* START Data for the task *
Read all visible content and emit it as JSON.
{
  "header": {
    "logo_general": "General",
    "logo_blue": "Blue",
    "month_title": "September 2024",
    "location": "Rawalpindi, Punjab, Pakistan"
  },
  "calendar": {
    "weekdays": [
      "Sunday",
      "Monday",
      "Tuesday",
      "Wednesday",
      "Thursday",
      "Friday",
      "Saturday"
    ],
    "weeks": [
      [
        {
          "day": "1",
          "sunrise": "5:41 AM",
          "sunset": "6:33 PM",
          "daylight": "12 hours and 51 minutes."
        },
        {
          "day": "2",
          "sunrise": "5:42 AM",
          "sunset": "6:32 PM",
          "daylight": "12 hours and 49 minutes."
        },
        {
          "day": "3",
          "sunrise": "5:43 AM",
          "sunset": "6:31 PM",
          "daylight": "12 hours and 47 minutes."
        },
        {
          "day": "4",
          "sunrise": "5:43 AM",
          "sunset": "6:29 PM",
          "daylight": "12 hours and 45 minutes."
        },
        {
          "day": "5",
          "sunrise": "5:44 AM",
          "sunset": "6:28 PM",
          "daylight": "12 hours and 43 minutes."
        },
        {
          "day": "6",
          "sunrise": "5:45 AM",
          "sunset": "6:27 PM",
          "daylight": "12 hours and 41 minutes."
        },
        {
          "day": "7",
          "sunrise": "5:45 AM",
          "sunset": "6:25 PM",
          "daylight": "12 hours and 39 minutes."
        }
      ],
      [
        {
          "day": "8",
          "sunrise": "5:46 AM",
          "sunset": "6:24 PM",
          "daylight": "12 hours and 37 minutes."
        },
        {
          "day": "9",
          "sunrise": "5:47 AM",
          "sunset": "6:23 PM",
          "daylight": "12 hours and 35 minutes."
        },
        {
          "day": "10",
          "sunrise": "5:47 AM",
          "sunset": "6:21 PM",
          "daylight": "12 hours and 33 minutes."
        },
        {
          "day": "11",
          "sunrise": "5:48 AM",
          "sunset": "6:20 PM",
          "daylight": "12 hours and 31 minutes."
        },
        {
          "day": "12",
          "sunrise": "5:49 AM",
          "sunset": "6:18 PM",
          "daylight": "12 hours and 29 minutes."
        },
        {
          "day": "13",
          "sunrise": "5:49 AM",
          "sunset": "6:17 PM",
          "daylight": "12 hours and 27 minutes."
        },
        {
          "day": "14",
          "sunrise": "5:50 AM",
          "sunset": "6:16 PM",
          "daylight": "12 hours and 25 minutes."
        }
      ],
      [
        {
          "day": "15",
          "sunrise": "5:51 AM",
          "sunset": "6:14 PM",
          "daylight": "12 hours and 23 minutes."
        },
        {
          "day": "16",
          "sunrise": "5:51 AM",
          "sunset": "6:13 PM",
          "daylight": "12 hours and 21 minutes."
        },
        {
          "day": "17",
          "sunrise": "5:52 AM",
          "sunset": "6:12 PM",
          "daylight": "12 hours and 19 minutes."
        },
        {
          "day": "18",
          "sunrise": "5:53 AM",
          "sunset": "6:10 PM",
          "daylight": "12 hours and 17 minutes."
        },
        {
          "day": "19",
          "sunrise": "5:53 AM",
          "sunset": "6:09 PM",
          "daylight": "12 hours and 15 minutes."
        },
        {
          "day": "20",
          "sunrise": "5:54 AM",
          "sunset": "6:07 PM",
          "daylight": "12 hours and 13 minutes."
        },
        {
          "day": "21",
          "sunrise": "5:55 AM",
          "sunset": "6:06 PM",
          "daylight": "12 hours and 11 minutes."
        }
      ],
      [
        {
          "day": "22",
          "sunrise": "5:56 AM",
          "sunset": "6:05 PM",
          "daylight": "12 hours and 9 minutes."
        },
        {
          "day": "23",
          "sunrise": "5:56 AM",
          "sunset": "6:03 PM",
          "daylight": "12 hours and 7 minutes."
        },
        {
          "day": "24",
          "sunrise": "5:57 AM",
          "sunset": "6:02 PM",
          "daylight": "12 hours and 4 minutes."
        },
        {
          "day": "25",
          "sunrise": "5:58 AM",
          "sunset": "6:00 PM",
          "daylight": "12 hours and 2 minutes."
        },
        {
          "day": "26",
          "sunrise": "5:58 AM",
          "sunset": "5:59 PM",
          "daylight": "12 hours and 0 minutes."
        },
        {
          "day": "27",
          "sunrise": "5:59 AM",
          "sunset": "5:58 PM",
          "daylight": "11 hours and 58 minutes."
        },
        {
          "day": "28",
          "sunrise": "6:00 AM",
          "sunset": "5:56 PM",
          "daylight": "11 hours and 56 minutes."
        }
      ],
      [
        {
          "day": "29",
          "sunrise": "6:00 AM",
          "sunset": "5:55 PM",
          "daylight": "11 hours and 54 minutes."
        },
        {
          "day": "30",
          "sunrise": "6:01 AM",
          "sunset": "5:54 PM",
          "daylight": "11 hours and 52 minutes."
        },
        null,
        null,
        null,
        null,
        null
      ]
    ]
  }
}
* END Data for the task *
## What the task asks
Copy out the whole listing exactly as written.

## Full response
Read all visible content and emit it as JSON.
{
  "header": {
    "logo_general": "General",
    "logo_blue": "Blue",
    "month_title": "September 2024",
    "location": "Rawalpindi, Punjab, Pakistan"
  },
  "calendar": {
    "weekdays": [
      "Sunday",
      "Monday",
      "Tuesday",
      "Wednesday",
      "Thursday",
      "Friday",
      "Saturday"
    ],
    "weeks": [
      [
        {
          "day": "1",
          "sunrise": "5:41 AM",
          "sunset": "6:33 PM",
          "daylight": "12 hours and 51 minutes."
        },
        {
          "day": "2",
          "sunrise": "5:42 AM",
          "sunset": "6:32 PM",
          "daylight": "12 hours and 49 minutes."
        },
        {
          "day": "3",
          "sunrise": "5:43 AM",
          "sunset": "6:31 PM",
          "daylight": "12 hours and 47 minutes."
        },
        {
          "day": "4",
          "sunrise": "5:43 AM",
          "sunset": "6:29 PM",
          "daylight": "12 hours and 45 minutes."
        },
        {
          "day": "5",
          "sunrise": "5:44 AM",
          "sunset": "6:28 PM",
          "daylight": "12 hours and 43 minutes."
        },
        {
          "day": "6",
          "sunrise": "5:45 AM",
          "sunset": "6:27 PM",
          "daylight": "12 hours and 41 minutes."
        },
        {
          "day": "7",
          "sunrise": "5:45 AM",
          "sunset": "6:25 PM",
          "daylight": "12 hours and 39 minutes."
        }
      ],
      [
        {
          "day": "8",
          "sunrise": "5:46 AM",
          "sunset": "6:24 PM",
          "daylight": "12 hours and 37 minutes."
        },
        {
          "day": "9",
          "sunrise": "5:47 AM",
          "sunset": "6:23 PM",
          "daylight": "12 hours and 35 minutes."
        },
        {
          "day": "10",
          "sunrise": "5:47 AM",
          "sunset": "6:21 PM",
          "daylight": "12 hours and 33 minutes."
        },
        {
          "day": "11",
          "sunrise": "5:48 AM",
          "sunset": "6:20 PM",
          "daylight": "12 hours and 31 minutes."
        },
        {
          "day": "12",
          "sunrise": "5:49 AM",
          "sunset": "6:18 PM",
          "daylight": "12 hours and 29 minutes."
        },
        {
          "day": "13",
          "sunrise": "5:49 AM",
          "sunset": "6:17 PM",
          "daylight": "12 hours and 27 minutes."
        },
        {
          "day": "14",
          "sunrise": "5:50 AM",
          "sunset": "6:16 PM",
          "daylight": "12 hours and 25 minutes."
        }
      ],
      [
        {
          "day": "15",
          "sunrise": "5:51 AM",
          "sunset": "6:14 PM",
          "daylight": "12 hours and 23 minutes."
        },
        {
          "day": "16",
          "sunrise": "5:51 AM",
          "sunset": "6:13 PM",
          "daylight": "12 hours and 21 minutes."
        },
        {
          "day": "17",
          "sunrise": "5:52 AM",
          "sunset": "6:12 PM",
          "daylight": "12 hours and 19 minutes."
        },
        {
          "day": "18",
          "sunrise": "5:53 AM",
          "sunset": "6:10 PM",
          "daylight": "12 hours and 17 minutes."
        },
        {
          "day": "19",
          "sunrise": "5:53 AM",
          "sunset": "6:09 PM",
          "daylight": "12 hours and 15 minutes."
        },
        {
          "day": "20",
          "sunrise": "5:54 AM",
          "sunset": "6:07 PM",
          "daylight": "12 hours and 13 minutes."
        },
        {
          "day": "21",
          "sunrise": "5:55 AM",
          "sunset": "6:06 PM",
          "daylight": "12 hours and 11 minutes."
        }
      ],
      [
        {
          "day": "22",
          "sunrise": "5:56 AM",
          "sunset": "6:05 PM",
          "daylight": "12 hours and 9 minutes."
        },
        {
          "day": "23",
          "sunrise": "5:56 AM",
          "sunset": "6:03 PM",
          "daylight": "12 hours and 7 minutes."
        },
        {
          "day": "24",
          "sunrise": "5:57 AM",
          "sunset": "6:02 PM",
          "daylight": "12 hours and 4 minutes."
        },
        {
          "day": "25",
          "sunrise": "5:58 AM",
          "sunset": "6:00 PM",
          "daylight": "12 hours and 2 minutes."
        },
        {
          "day": "26",
          "sunrise": "5:58 AM",
          "sunset": "5:59 PM",
          "daylight": "12 hours and 0 minutes."
        },
        {
          "day": "27",
          "sunrise": "5:59 AM",
          "sunset": "5:58 PM",
          "daylight": "11 hours and 58 minutes."
        },
        {
          "day": "28",
          "sunrise": "6:00 AM",
          "sunset": "5:56 PM",
          "daylight": "11 hours and 56 minutes."
        }
      ],
      [
        {
          "day": "29",
          "sunrise": "6:00 AM",
          "sunset": "5:55 PM",
          "daylight": "11 hours and 54 minutes."
        },
        {
          "day": "30",
          "sunrise": "6:01 AM",
          "sunset": "5:54 PM",
          "daylight": "11 hours and 52 minutes."
        },
        null,
        null,
        null,
        null,
        null
      ]
    ]
  }
}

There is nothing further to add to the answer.